> _WHAT THE EXERCISE ASKS_
Output every line exactly as written. Leave out pictures.
▬▬▬▬▬▬▬▬▬▬
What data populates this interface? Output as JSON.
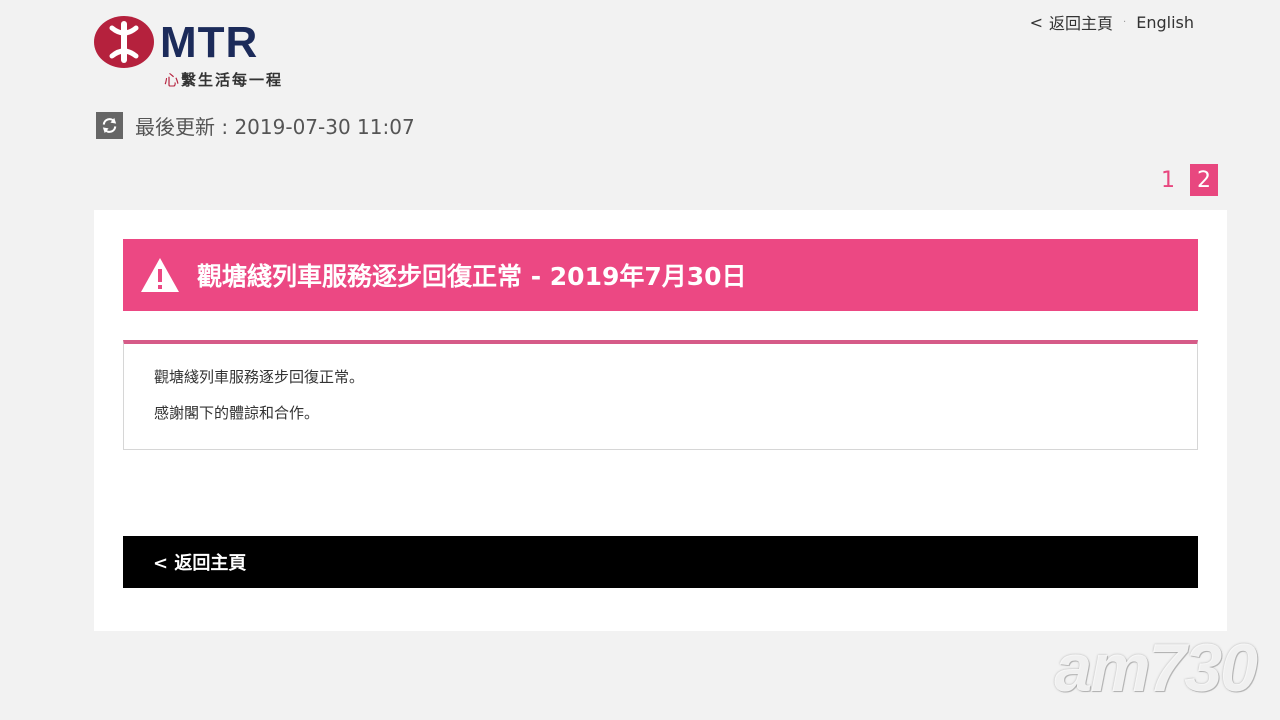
{
  "header": {
    "brand": "MTR",
    "tagline_heart": "心",
    "tagline_rest": "繫生活每一程",
    "nav": {
      "home_label": "返回主頁",
      "home_chevron": "<",
      "separator": "·",
      "language_label": "English"
    }
  },
  "status": {
    "last_updated_label": "最後更新 : 2019-07-30 11:07",
    "icon": "refresh-icon"
  },
  "pagination": {
    "pages": [
      "1",
      "2"
    ],
    "active": "2"
  },
  "alert": {
    "icon": "warning-icon",
    "title": "觀塘綫列車服務逐步回復正常 - 2019年7月30日",
    "messages": [
      "觀塘綫列車服務逐步回復正常。",
      "感謝閣下的體諒和合作。"
    ]
  },
  "footer_nav": {
    "back_label": "< 返回主頁"
  },
  "watermark": {
    "text": "am730"
  },
  "colors": {
    "alert_pink": "#ec4883",
    "brand_red": "#b5213d",
    "brand_navy": "#1c2b5a",
    "page_bg": "#f2f2f2"
  }
}
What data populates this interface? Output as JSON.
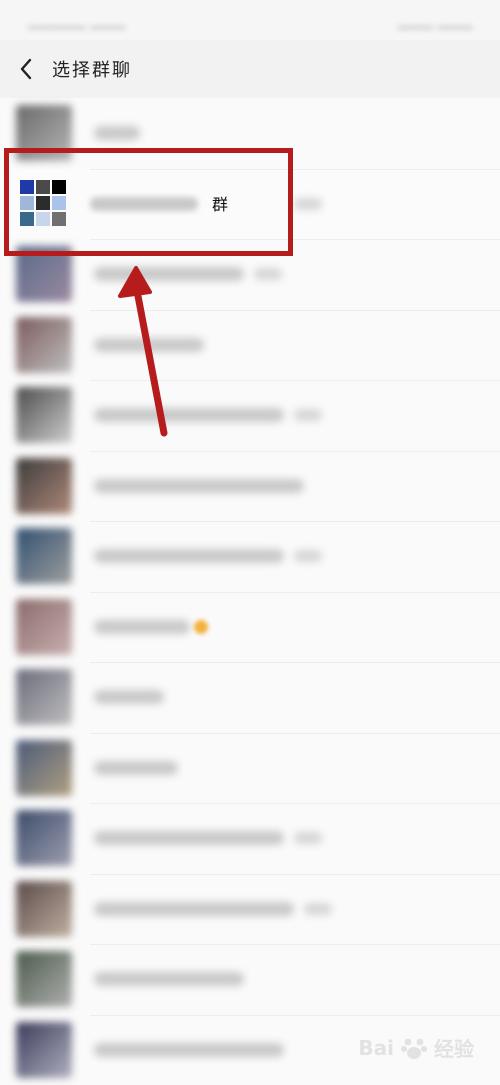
{
  "status_bar": {},
  "nav": {
    "title": "选择群聊",
    "back_icon": "chevron-left-icon"
  },
  "list": {
    "highlighted_group_label": "群",
    "rows": [
      {
        "avatar_colors": [
          "#6a6a6a",
          "#b5b5b5"
        ]
      },
      {
        "avatar_colors": [
          "#1f3aa6",
          "#4a4a4a",
          "#000000",
          "#9fb8d9",
          "#2c2c2c",
          "#a9c4e8",
          "#3a6a8a",
          "#c7d6ea",
          "#707070"
        ],
        "highlight": true
      },
      {
        "avatar_colors": [
          "#5a6a8a",
          "#9a8aa0"
        ]
      },
      {
        "avatar_colors": [
          "#7a5a5a",
          "#c0c0c0"
        ]
      },
      {
        "avatar_colors": [
          "#4a4a4a",
          "#d0d0d0"
        ]
      },
      {
        "avatar_colors": [
          "#3a3a3a",
          "#b08a7a"
        ]
      },
      {
        "avatar_colors": [
          "#2f4f6f",
          "#a0a0a0"
        ]
      },
      {
        "avatar_colors": [
          "#8a6a6a",
          "#c9b0b0"
        ]
      },
      {
        "avatar_colors": [
          "#6a6a7a",
          "#c0c0c0"
        ]
      },
      {
        "avatar_colors": [
          "#4a5a7a",
          "#b0a080"
        ]
      },
      {
        "avatar_colors": [
          "#3a4a6a",
          "#a0a0b0"
        ]
      },
      {
        "avatar_colors": [
          "#5a4a4a",
          "#c0b0a0"
        ]
      },
      {
        "avatar_colors": [
          "#4a5a4a",
          "#b0b0b0"
        ]
      },
      {
        "avatar_colors": [
          "#3a3a5a",
          "#b0b0c0"
        ]
      }
    ]
  },
  "annotation": {
    "box_color": "#b71c1c",
    "arrow_color": "#b71c1c"
  },
  "watermark": {
    "text_left": "Bai",
    "text_right": "经验",
    "paw_icon": "baidu-paw-icon"
  }
}
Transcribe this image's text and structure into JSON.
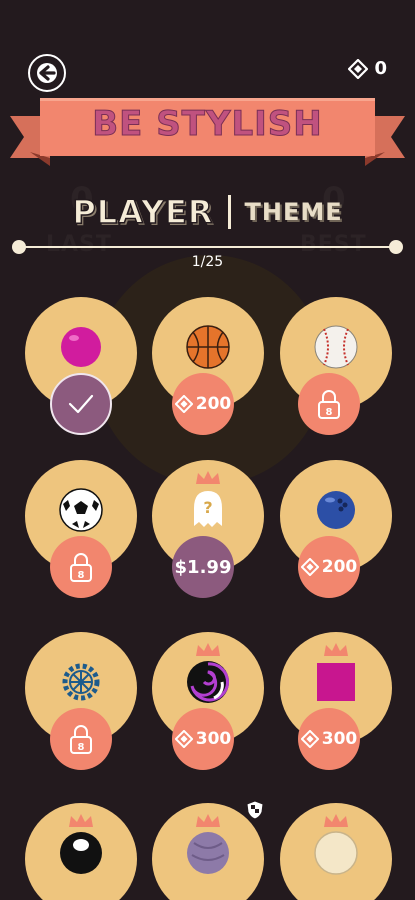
▬▬▬▬▬▬▬▬▬▬
> _THE SOLUTION_
What data populates this interface? Output as JSON.
{
  "header": {
    "brand": "MTR",
    "tagline_heart": "心",
    "tagline_rest": "繫生活每一程",
    "nav": {
      "home_label": "返回主頁",
      "home_chevron": "<",
      "separator": "·",
      "language_label": "English"
    }
  },
  "status": {
    "last_updated_label": "最後更新 : 2019-07-30 11:07",
    "icon": "refresh-icon"
  },
  "pagination": {
    "pages": [
      "1",
      "2"
    ],
    "active": "2"
  },
  "alert": {
    "icon": "warning-icon",
    "title": "觀塘綫列車服務逐步回復正常 - 2019年7月30日",
    "messages": [
      "觀塘綫列車服務逐步回復正常。",
      "感謝閣下的體諒和合作。"
    ]
  },
  "footer_nav": {
    "back_label": "< 返回主頁"
  },
  "watermark": {
    "text": "am730"
  },
  "colors": {
    "alert_pink": "#ec4883",
    "brand_red": "#b5213d",
    "brand_navy": "#1c2b5a",
    "page_bg": "#f2f2f2"
  }
}
What data populates this interface? Output as JSON.
{
  "status_bar": {},
  "nav": {
    "title": "选择群聊",
    "back_icon": "chevron-left-icon"
  },
  "list": {
    "highlighted_group_label": "群",
    "rows": [
      {
        "avatar_colors": [
          "#6a6a6a",
          "#b5b5b5"
        ]
      },
      {
        "avatar_colors": [
          "#1f3aa6",
          "#4a4a4a",
          "#000000",
          "#9fb8d9",
          "#2c2c2c",
          "#a9c4e8",
          "#3a6a8a",
          "#c7d6ea",
          "#707070"
        ],
        "highlight": true
      },
      {
        "avatar_colors": [
          "#5a6a8a",
          "#9a8aa0"
        ]
      },
      {
        "avatar_colors": [
          "#7a5a5a",
          "#c0c0c0"
        ]
      },
      {
        "avatar_colors": [
          "#4a4a4a",
          "#d0d0d0"
        ]
      },
      {
        "avatar_colors": [
          "#3a3a3a",
          "#b08a7a"
        ]
      },
      {
        "avatar_colors": [
          "#2f4f6f",
          "#a0a0a0"
        ]
      },
      {
        "avatar_colors": [
          "#8a6a6a",
          "#c9b0b0"
        ]
      },
      {
        "avatar_colors": [
          "#6a6a7a",
          "#c0c0c0"
        ]
      },
      {
        "avatar_colors": [
          "#4a5a7a",
          "#b0a080"
        ]
      },
      {
        "avatar_colors": [
          "#3a4a6a",
          "#a0a0b0"
        ]
      },
      {
        "avatar_colors": [
          "#5a4a4a",
          "#c0b0a0"
        ]
      },
      {
        "avatar_colors": [
          "#4a5a4a",
          "#b0b0b0"
        ]
      },
      {
        "avatar_colors": [
          "#3a3a5a",
          "#b0b0c0"
        ]
      }
    ]
  },
  "annotation": {
    "box_color": "#b71c1c",
    "arrow_color": "#b71c1c"
  },
  "watermark": {
    "text_left": "Bai",
    "text_right": "经验",
    "paw_icon": "baidu-paw-icon"
  }
}
Transcribe this image's text and structure into JSON.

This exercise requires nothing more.